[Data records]
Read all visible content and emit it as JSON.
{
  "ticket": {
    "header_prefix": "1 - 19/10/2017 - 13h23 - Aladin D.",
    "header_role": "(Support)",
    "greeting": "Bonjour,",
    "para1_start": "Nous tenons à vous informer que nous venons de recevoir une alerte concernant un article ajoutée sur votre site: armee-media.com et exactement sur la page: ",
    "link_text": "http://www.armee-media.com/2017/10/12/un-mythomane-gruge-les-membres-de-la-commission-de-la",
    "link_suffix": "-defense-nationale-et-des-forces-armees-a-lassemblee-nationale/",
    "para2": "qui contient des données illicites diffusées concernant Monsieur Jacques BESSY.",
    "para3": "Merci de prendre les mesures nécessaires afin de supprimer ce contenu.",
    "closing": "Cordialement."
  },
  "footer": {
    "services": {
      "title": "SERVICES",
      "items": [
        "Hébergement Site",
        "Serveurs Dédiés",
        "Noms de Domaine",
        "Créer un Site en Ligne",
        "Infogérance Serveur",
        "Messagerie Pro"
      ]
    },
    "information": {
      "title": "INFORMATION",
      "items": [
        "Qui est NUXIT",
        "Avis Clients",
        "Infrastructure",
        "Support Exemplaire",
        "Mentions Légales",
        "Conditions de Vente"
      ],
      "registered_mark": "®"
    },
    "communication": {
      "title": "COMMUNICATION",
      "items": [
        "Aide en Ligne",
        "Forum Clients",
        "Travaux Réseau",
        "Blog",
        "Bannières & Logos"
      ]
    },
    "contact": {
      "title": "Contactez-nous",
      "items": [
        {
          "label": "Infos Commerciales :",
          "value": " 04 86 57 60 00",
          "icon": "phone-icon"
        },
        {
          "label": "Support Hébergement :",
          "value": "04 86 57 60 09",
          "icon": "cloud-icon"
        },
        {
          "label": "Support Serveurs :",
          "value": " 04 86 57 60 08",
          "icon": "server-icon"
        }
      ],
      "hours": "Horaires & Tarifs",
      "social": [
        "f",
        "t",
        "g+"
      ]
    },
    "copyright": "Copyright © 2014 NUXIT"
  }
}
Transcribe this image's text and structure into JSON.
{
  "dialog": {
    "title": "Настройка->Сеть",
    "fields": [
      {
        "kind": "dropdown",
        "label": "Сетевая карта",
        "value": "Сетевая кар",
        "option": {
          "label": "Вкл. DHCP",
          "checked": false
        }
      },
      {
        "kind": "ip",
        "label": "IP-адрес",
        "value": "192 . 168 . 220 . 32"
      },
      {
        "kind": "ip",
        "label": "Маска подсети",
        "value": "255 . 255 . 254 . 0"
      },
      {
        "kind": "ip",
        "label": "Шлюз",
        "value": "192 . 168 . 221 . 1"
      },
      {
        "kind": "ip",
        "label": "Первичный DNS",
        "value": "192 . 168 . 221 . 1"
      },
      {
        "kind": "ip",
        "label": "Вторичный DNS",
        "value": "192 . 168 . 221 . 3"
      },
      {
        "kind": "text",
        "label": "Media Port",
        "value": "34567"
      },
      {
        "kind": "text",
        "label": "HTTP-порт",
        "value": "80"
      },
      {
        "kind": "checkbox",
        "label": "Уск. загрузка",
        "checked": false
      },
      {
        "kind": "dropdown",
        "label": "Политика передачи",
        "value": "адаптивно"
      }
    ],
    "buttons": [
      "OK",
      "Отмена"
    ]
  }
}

▸ TASK STATEMENT
Your task is to print the whole listing again exactly.

▸ SOLUTION TO THIS TASK
Read all visible content and emit it as JSON.
{
  "ticket": {
    "header_prefix": "1 - 19/10/2017 - 13h23 - Aladin D.",
    "header_role": "(Support)",
    "greeting": "Bonjour,",
    "para1_start": "Nous tenons à vous informer que nous venons de recevoir une alerte concernant un article ajoutée sur votre site: armee-media.com et exactement sur la page: ",
    "link_text": "http://www.armee-media.com/2017/10/12/un-mythomane-gruge-les-membres-de-la-commission-de-la",
    "link_suffix": "-defense-nationale-et-des-forces-armees-a-lassemblee-nationale/",
    "para2": "qui contient des données illicites diffusées concernant Monsieur Jacques BESSY.",
    "para3": "Merci de prendre les mesures nécessaires afin de supprimer ce contenu.",
    "closing": "Cordialement."
  },
  "footer": {
    "services": {
      "title": "SERVICES",
      "items": [
        "Hébergement Site",
        "Serveurs Dédiés",
        "Noms de Domaine",
        "Créer un Site en Ligne",
        "Infogérance Serveur",
        "Messagerie Pro"
      ]
    },
    "information": {
      "title": "INFORMATION",
      "items": [
        "Qui est NUXIT",
        "Avis Clients",
        "Infrastructure",
        "Support Exemplaire",
        "Mentions Légales",
        "Conditions de Vente"
      ],
      "registered_mark": "®"
    },
    "communication": {
      "title": "COMMUNICATION",
      "items": [
        "Aide en Ligne",
        "Forum Clients",
        "Travaux Réseau",
        "Blog",
        "Bannières & Logos"
      ]
    },
    "contact": {
      "title": "Contactez-nous",
      "items": [
        {
          "label": "Infos Commerciales :",
          "value": " 04 86 57 60 00",
          "icon": "phone-icon"
        },
        {
          "label": "Support Hébergement :",
          "value": "04 86 57 60 09",
          "icon": "cloud-icon"
        },
        {
          "label": "Support Serveurs :",
          "value": " 04 86 57 60 08",
          "icon": "server-icon"
        }
      ],
      "hours": "Horaires & Tarifs",
      "social": [
        "f",
        "t",
        "g+"
      ]
    },
    "copyright": "Copyright © 2014 NUXIT"
  }
}
Transcribe this image's text and structure into JSON.
{
  "dialog": {
    "title": "Настройка->Сеть",
    "fields": [
      {
        "kind": "dropdown",
        "label": "Сетевая карта",
        "value": "Сетевая кар",
        "option": {
          "label": "Вкл. DHCP",
          "checked": false
        }
      },
      {
        "kind": "ip",
        "label": "IP-адрес",
        "value": "192 . 168 . 220 . 32"
      },
      {
        "kind": "ip",
        "label": "Маска подсети",
        "value": "255 . 255 . 254 . 0"
      },
      {
        "kind": "ip",
        "label": "Шлюз",
        "value": "192 . 168 . 221 . 1"
      },
      {
        "kind": "ip",
        "label": "Первичный DNS",
        "value": "192 . 168 . 221 . 1"
      },
      {
        "kind": "ip",
        "label": "Вторичный DNS",
        "value": "192 . 168 . 221 . 3"
      },
      {
        "kind": "text",
        "label": "Media Port",
        "value": "34567"
      },
      {
        "kind": "text",
        "label": "HTTP-порт",
        "value": "80"
      },
      {
        "kind": "checkbox",
        "label": "Уск. загрузка",
        "checked": false
      },
      {
        "kind": "dropdown",
        "label": "Политика передачи",
        "value": "адаптивно"
      }
    ],
    "buttons": [
      "OK",
      "Отмена"
    ]
  }
}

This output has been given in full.